(Goal of the exercise)
Give only the number of lines that hold the word "heart".

(Data)
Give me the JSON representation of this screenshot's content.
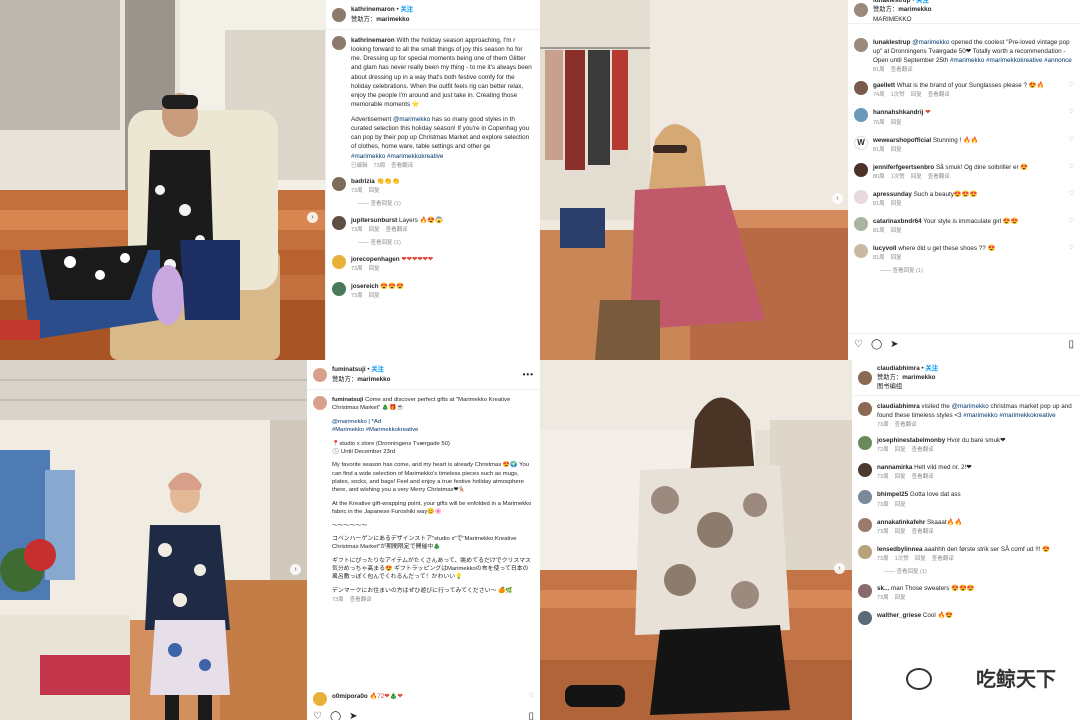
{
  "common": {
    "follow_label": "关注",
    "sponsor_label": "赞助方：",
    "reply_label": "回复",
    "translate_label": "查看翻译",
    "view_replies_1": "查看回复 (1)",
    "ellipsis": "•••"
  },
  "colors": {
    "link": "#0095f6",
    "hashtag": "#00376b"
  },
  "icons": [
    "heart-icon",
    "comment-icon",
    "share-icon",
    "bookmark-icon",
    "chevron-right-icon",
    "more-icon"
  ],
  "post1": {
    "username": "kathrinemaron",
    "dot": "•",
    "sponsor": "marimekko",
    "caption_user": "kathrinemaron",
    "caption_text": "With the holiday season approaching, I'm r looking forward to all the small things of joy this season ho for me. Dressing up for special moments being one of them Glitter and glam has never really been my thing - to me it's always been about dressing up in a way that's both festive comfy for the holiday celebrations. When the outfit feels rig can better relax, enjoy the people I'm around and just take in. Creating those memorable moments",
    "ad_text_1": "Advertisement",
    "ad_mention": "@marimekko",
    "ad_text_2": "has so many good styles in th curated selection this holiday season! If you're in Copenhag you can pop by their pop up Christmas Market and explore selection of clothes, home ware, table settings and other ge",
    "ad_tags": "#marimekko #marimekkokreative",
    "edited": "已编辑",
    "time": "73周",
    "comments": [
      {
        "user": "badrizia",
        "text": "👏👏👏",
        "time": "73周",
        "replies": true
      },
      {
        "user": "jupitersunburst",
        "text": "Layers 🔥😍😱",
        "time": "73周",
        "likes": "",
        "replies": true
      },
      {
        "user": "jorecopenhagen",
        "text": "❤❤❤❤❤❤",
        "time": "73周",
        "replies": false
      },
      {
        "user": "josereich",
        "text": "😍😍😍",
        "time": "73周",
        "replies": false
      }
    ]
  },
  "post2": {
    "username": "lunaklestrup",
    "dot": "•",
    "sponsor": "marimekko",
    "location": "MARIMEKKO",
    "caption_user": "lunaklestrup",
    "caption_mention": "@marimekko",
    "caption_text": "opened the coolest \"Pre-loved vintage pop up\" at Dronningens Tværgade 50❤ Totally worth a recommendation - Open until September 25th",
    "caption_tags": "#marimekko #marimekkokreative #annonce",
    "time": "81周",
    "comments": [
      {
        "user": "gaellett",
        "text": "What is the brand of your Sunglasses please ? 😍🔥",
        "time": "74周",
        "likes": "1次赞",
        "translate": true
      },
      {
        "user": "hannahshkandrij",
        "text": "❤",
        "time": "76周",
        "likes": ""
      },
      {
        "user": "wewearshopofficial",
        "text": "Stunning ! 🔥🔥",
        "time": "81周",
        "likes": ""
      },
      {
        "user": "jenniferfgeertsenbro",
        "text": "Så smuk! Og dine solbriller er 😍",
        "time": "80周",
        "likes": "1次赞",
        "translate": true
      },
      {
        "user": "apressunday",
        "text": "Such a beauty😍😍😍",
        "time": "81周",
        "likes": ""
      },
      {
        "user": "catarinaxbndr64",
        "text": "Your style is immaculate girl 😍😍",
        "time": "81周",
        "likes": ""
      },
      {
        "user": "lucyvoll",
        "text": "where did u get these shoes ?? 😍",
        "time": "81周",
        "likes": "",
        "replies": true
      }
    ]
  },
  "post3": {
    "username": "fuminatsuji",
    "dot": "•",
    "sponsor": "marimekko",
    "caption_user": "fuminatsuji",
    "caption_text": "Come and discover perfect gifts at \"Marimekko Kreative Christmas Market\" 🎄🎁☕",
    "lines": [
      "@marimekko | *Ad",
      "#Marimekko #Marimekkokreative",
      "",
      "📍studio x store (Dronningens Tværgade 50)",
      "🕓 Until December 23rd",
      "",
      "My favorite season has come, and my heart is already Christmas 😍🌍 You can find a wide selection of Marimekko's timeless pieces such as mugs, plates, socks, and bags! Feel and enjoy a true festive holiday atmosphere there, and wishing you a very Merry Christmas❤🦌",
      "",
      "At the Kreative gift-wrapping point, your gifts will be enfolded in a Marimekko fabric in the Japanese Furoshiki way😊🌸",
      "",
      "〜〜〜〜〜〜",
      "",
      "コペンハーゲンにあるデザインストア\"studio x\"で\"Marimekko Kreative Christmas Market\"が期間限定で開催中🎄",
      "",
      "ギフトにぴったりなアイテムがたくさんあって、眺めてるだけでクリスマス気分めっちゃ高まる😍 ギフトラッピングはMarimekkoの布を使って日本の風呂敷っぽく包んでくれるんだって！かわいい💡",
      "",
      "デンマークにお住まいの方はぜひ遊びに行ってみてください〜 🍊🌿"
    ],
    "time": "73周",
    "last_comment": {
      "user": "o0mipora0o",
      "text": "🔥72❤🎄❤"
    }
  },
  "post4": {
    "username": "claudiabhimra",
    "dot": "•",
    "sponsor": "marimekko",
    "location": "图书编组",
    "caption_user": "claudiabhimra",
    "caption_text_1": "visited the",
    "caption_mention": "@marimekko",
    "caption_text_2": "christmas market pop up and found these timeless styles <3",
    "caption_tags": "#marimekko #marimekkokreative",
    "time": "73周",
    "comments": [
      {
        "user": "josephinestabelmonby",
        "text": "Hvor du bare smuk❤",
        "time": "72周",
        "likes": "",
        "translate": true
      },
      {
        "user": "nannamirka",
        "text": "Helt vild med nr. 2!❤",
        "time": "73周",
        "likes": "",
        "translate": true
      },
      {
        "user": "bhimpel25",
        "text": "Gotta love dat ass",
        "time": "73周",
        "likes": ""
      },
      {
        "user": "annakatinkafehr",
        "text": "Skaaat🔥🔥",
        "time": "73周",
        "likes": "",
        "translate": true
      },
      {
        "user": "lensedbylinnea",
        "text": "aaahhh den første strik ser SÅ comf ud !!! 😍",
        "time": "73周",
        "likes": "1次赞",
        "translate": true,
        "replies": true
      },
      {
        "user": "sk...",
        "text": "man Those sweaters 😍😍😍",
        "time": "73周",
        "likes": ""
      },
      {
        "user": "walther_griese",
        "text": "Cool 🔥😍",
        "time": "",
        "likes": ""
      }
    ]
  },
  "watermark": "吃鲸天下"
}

--

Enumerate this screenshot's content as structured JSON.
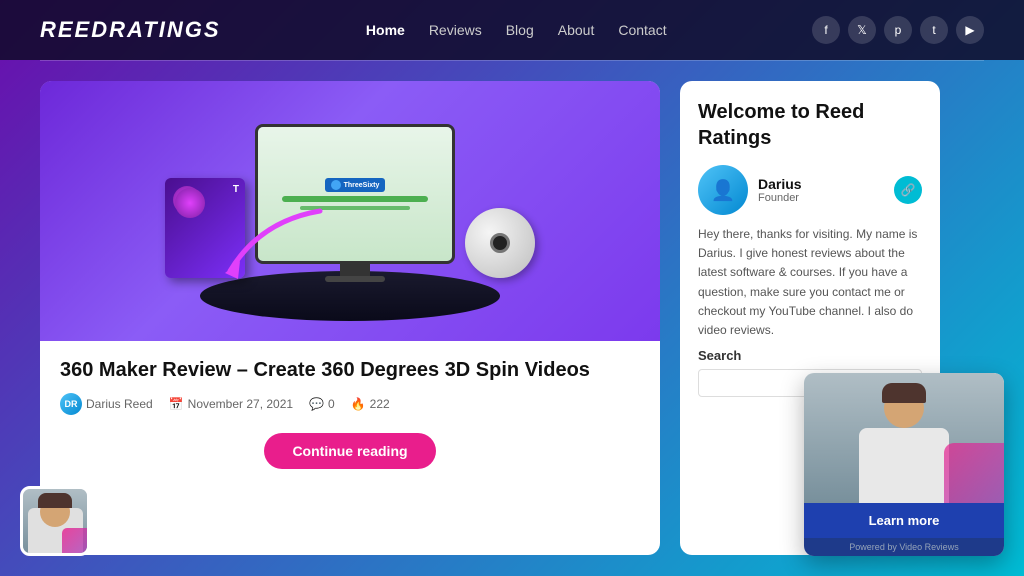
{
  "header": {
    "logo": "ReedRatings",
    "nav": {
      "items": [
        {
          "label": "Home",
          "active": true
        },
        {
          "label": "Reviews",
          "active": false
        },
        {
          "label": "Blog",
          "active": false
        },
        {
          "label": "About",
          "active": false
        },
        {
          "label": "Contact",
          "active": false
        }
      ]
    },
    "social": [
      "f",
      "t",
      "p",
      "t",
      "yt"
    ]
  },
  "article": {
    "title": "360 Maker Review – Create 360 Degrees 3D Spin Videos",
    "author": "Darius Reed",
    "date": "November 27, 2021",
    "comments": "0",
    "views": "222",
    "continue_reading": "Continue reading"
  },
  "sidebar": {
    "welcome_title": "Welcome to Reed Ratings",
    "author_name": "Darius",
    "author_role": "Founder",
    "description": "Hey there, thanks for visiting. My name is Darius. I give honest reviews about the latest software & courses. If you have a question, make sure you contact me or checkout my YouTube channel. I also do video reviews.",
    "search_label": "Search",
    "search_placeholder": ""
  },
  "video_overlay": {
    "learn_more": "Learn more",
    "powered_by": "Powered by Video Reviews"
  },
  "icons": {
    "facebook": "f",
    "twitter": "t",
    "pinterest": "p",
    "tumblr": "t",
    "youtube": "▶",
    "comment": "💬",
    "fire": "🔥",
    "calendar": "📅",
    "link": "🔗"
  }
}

==

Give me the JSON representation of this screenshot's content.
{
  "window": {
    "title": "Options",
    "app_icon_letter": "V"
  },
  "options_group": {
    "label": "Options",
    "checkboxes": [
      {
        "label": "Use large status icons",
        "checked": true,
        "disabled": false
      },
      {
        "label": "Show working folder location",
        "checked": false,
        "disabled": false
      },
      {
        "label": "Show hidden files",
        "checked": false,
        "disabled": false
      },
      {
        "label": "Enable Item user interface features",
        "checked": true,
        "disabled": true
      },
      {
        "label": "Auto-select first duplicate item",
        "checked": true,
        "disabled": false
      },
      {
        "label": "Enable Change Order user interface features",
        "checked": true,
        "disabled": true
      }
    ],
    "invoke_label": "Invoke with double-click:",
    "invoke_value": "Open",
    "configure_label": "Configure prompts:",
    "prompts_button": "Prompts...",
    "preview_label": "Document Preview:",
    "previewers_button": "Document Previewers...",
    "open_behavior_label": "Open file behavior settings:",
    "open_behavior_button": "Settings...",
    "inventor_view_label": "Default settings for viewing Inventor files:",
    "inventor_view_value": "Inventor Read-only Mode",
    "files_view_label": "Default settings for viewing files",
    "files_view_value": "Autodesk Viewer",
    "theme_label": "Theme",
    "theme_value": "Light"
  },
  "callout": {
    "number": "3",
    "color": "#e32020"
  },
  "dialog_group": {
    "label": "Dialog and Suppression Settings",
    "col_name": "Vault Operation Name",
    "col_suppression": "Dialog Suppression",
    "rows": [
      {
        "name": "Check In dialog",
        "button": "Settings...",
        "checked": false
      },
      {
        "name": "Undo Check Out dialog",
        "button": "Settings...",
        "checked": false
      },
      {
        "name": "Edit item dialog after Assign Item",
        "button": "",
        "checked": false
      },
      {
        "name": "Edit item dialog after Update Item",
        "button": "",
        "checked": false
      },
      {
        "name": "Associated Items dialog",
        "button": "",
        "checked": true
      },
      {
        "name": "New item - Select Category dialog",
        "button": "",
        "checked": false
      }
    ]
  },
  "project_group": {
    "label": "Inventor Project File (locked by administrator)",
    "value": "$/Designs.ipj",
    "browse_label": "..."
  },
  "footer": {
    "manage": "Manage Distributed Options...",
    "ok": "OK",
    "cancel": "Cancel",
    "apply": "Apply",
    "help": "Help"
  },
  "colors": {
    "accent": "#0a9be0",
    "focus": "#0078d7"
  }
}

(In response)
2